-- What the task asks --
Repeat what the lines below say, word for word, and skip every image.

Source records
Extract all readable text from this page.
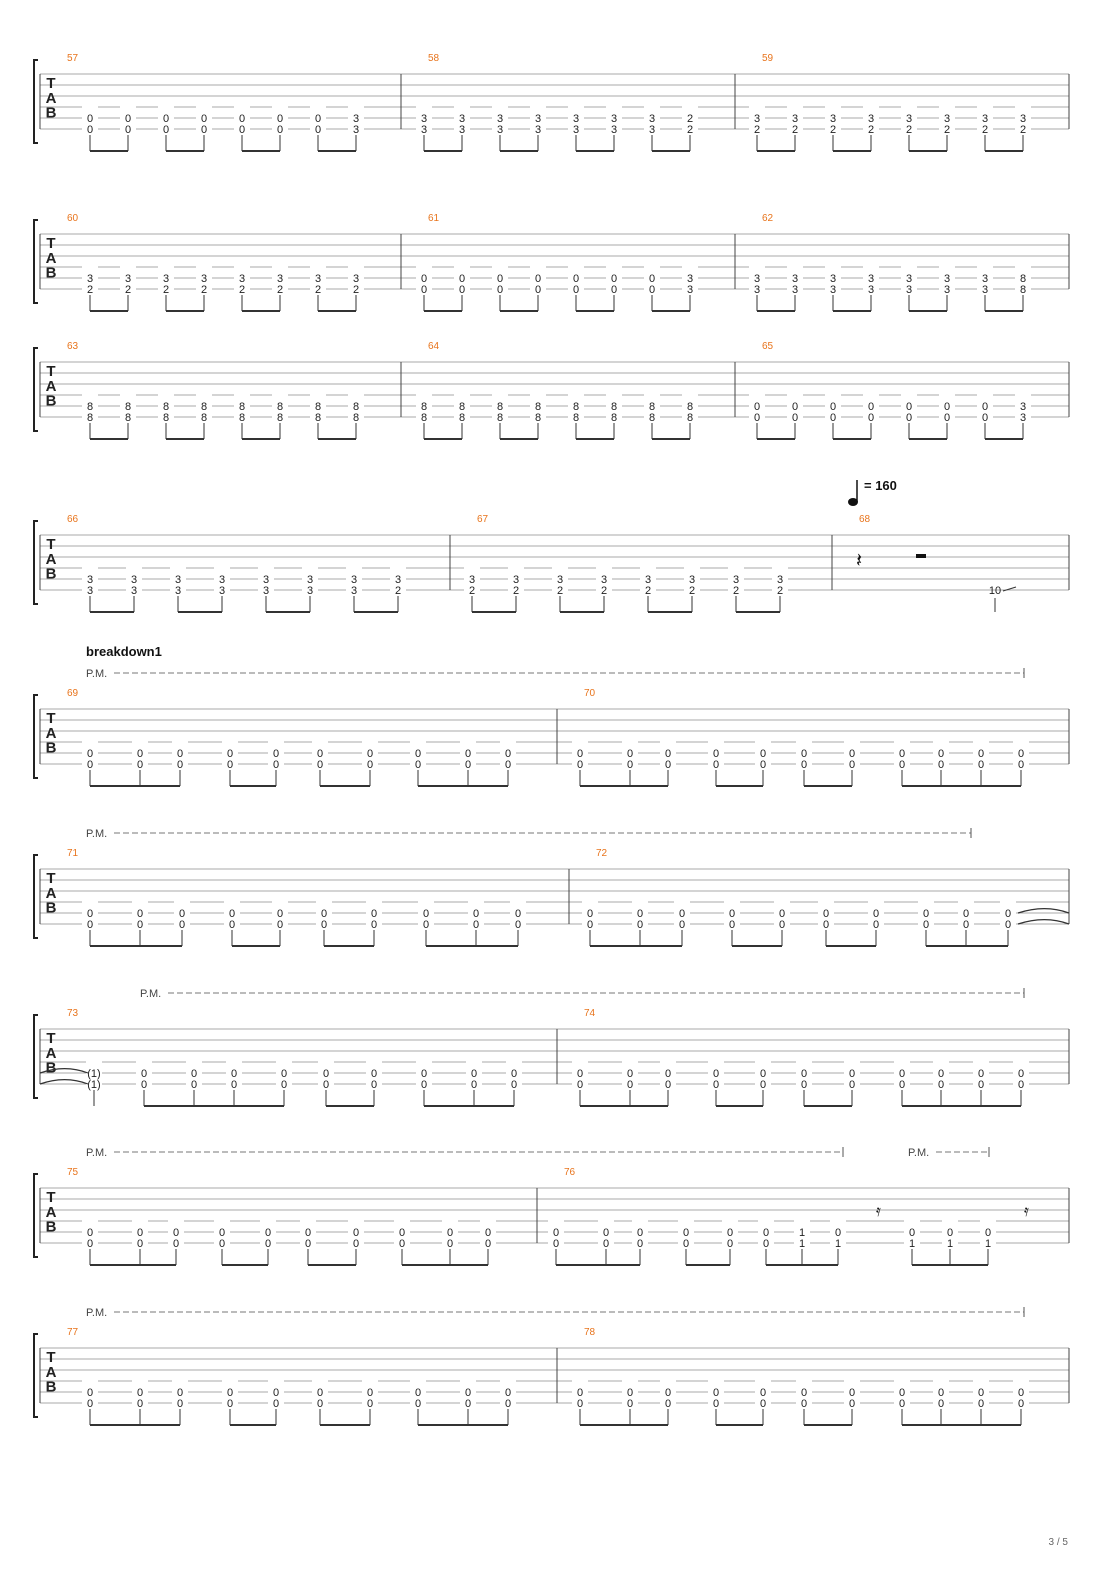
T
A
B
57
0
0
0
0
0
0
0
0
0
0
0
0
0
0
3
3
58
3
3
3
3
3
3
3
3
3
3
3
3
3
3
2
2
59
3
2
3
2
3
2
3
2
3
2
3
2
3
2
3
2
T
A
B
60
3
2
3
2
3
2
3
2
3
2
3
2
3
2
3
2
61
0
0
0
0
0
0
0
0
0
0
0
0
0
0
3
3
62
3
3
3
3
3
3
3
3
3
3
3
3
3
3
8
8
T
A
B
63
8
8
8
8
8
8
8
8
8
8
8
8
8
8
8
8
64
8
8
8
8
8
8
8
8
8
8
8
8
8
8
8
8
65
0
0
0
0
0
0
0
0
0
0
0
0
0
0
3
3
T
A
B
66
3
3
3
3
3
3
3
3
3
3
3
3
3
3
3
2
67
3
2
3
2
3
2
3
2
3
2
3
2
3
2
3
2
68
𝄽
10
= 160
T
A
B
P.M.
69
0
0
0
0
0
0
0
0
0
0
0
0
0
0
0
0
0
0
0
0
70
0
0
0
0
0
0
0
0
0
0
0
0
0
0
0
0
0
0
0
0
0
0
breakdown1
T
A
B
P.M.
71
0
0
0
0
0
0
0
0
0
0
0
0
0
0
0
0
0
0
0
0
72
0
0
0
0
0
0
0
0
0
0
0
0
0
0
0
0
0
0
0
0
T
A
B
P.M.
73
(1)
(1)
0
0
0
0
0
0
0
0
0
0
0
0
0
0
0
0
0
0
74
0
0
0
0
0
0
0
0
0
0
0
0
0
0
0
0
0
0
0
0
0
0
T
A
B
P.M.	P.M.
75
0
0
0
0
0
0
0
0
0
0
0
0
0
0
0
0
0
0
0
0
76
0
0
0
0
0
0
0
0
0
0
0
0
1
1
0
1
0
1
0
1
0
1
𝄿	𝄿
T
A
B
P.M.
77
0
0
0
0
0
0
0
0
0
0
0
0
0
0
0
0
0
0
0
0
78
0
0
0
0
0
0
0
0
0
0
0
0
0
0
0
0
0
0
0
0
0
0
3 / 5
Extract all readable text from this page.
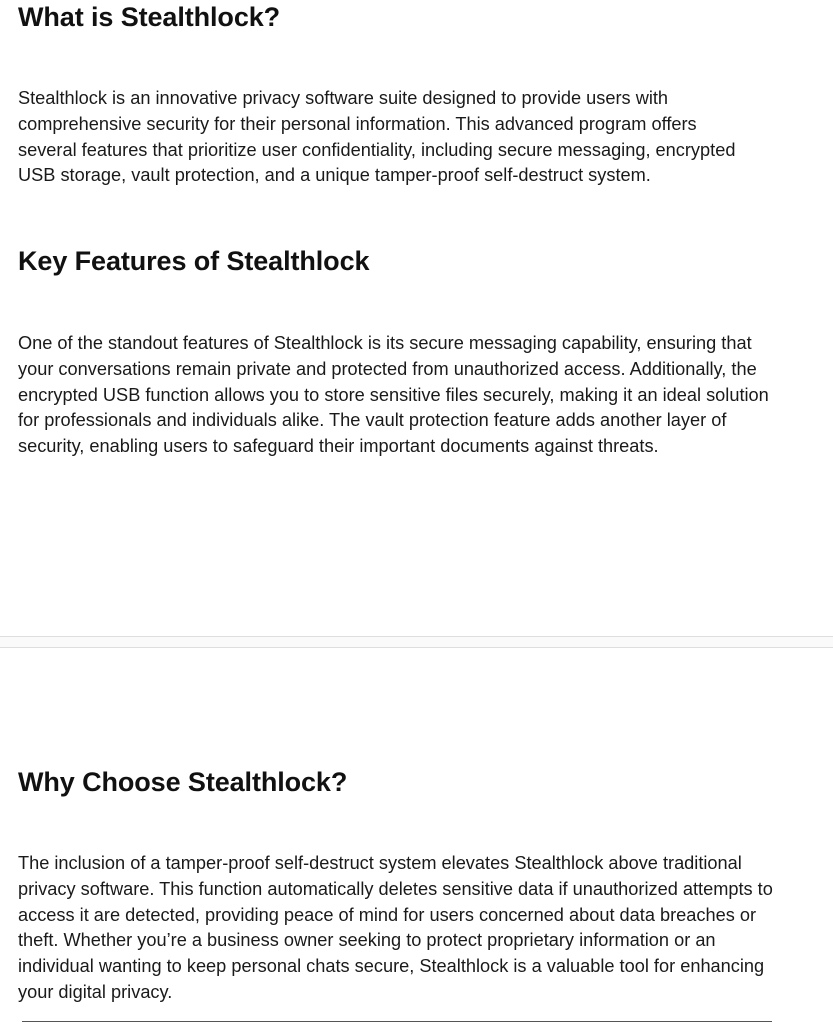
What is Stealthlock?

Stealthlock is an innovative privacy software suite designed to provide users with comprehensive security for their personal information. This advanced program offers several features that prioritize user confidentiality, including secure messaging, encrypted USB storage, vault protection, and a unique tamper-proof self-destruct system.

Key Features of Stealthlock

One of the standout features of Stealthlock is its secure messaging capability, ensuring that your conversations remain private and protected from unauthorized access. Additionally, the encrypted USB function allows you to store sensitive files securely, making it an ideal solution for professionals and individuals alike. The vault protection feature adds another layer of security, enabling users to safeguard their important documents against threats.

Why Choose Stealthlock?

The inclusion of a tamper-proof self-destruct system elevates Stealthlock above traditional privacy software. This function automatically deletes sensitive data if unauthorized attempts to access it are detected, providing peace of mind for users concerned about data breaches or theft. Whether you’re a business owner seeking to protect proprietary information or an individual wanting to keep personal chats secure, Stealthlock is a valuable tool for enhancing your digital privacy.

-- Output of the task --
Extract all readable text from this page.
T
A
B
57
0
0
0
0
0
0
0
0
0
0
0
0
0
0
3
3
58
3
3
3
3
3
3
3
3
3
3
3
3
3
3
2
2
59
3
2
3
2
3
2
3
2
3
2
3
2
3
2
3
2
T
A
B
60
3
2
3
2
3
2
3
2
3
2
3
2
3
2
3
2
61
0
0
0
0
0
0
0
0
0
0
0
0
0
0
3
3
62
3
3
3
3
3
3
3
3
3
3
3
3
3
3
8
8
T
A
B
63
8
8
8
8
8
8
8
8
8
8
8
8
8
8
8
8
64
8
8
8
8
8
8
8
8
8
8
8
8
8
8
8
8
65
0
0
0
0
0
0
0
0
0
0
0
0
0
0
3
3
T
A
B
66
3
3
3
3
3
3
3
3
3
3
3
3
3
3
3
2
67
3
2
3
2
3
2
3
2
3
2
3
2
3
2
3
2
68
𝄽
10
= 160
T
A
B
P.M.
69
0
0
0
0
0
0
0
0
0
0
0
0
0
0
0
0
0
0
0
0
70
0
0
0
0
0
0
0
0
0
0
0
0
0
0
0
0
0
0
0
0
0
0
breakdown1
T
A
B
P.M.
71
0
0
0
0
0
0
0
0
0
0
0
0
0
0
0
0
0
0
0
0
72
0
0
0
0
0
0
0
0
0
0
0
0
0
0
0
0
0
0
0
0
T
A
B
P.M.
73
(1)
(1)
0
0
0
0
0
0
0
0
0
0
0
0
0
0
0
0
0
0
74
0
0
0
0
0
0
0
0
0
0
0
0
0
0
0
0
0
0
0
0
0
0
T
A
B
P.M.	P.M.
75
0
0
0
0
0
0
0
0
0
0
0
0
0
0
0
0
0
0
0
0
76
0
0
0
0
0
0
0
0
0
0
0
0
1
1
0
1
0
1
0
1
0
1
𝄿	𝄿
T
A
B
P.M.
77
0
0
0
0
0
0
0
0
0
0
0
0
0
0
0
0
0
0
0
0
78
0
0
0
0
0
0
0
0
0
0
0
0
0
0
0
0
0
0
0
0
0
0
3 / 5
Extract all readable text from this page.
What is Stealthlock?

Stealthlock is an innovative privacy software suite designed to provide users with comprehensive security for their personal information. This advanced program offers several features that prioritize user confidentiality, including secure messaging, encrypted USB storage, vault protection, and a unique tamper-proof self-destruct system.

Key Features of Stealthlock

One of the standout features of Stealthlock is its secure messaging capability, ensuring that your conversations remain private and protected from unauthorized access. Additionally, the encrypted USB function allows you to store sensitive files securely, making it an ideal solution for professionals and individuals alike. The vault protection feature adds another layer of security, enabling users to safeguard their important documents against threats.

Why Choose Stealthlock?

The inclusion of a tamper-proof self-destruct system elevates Stealthlock above traditional privacy software. This function automatically deletes sensitive data if unauthorized attempts to access it are detected, providing peace of mind for users concerned about data breaches or theft. Whether you’re a business owner seeking to protect proprietary information or an individual wanting to keep personal chats secure, Stealthlock is a valuable tool for enhancing your digital privacy.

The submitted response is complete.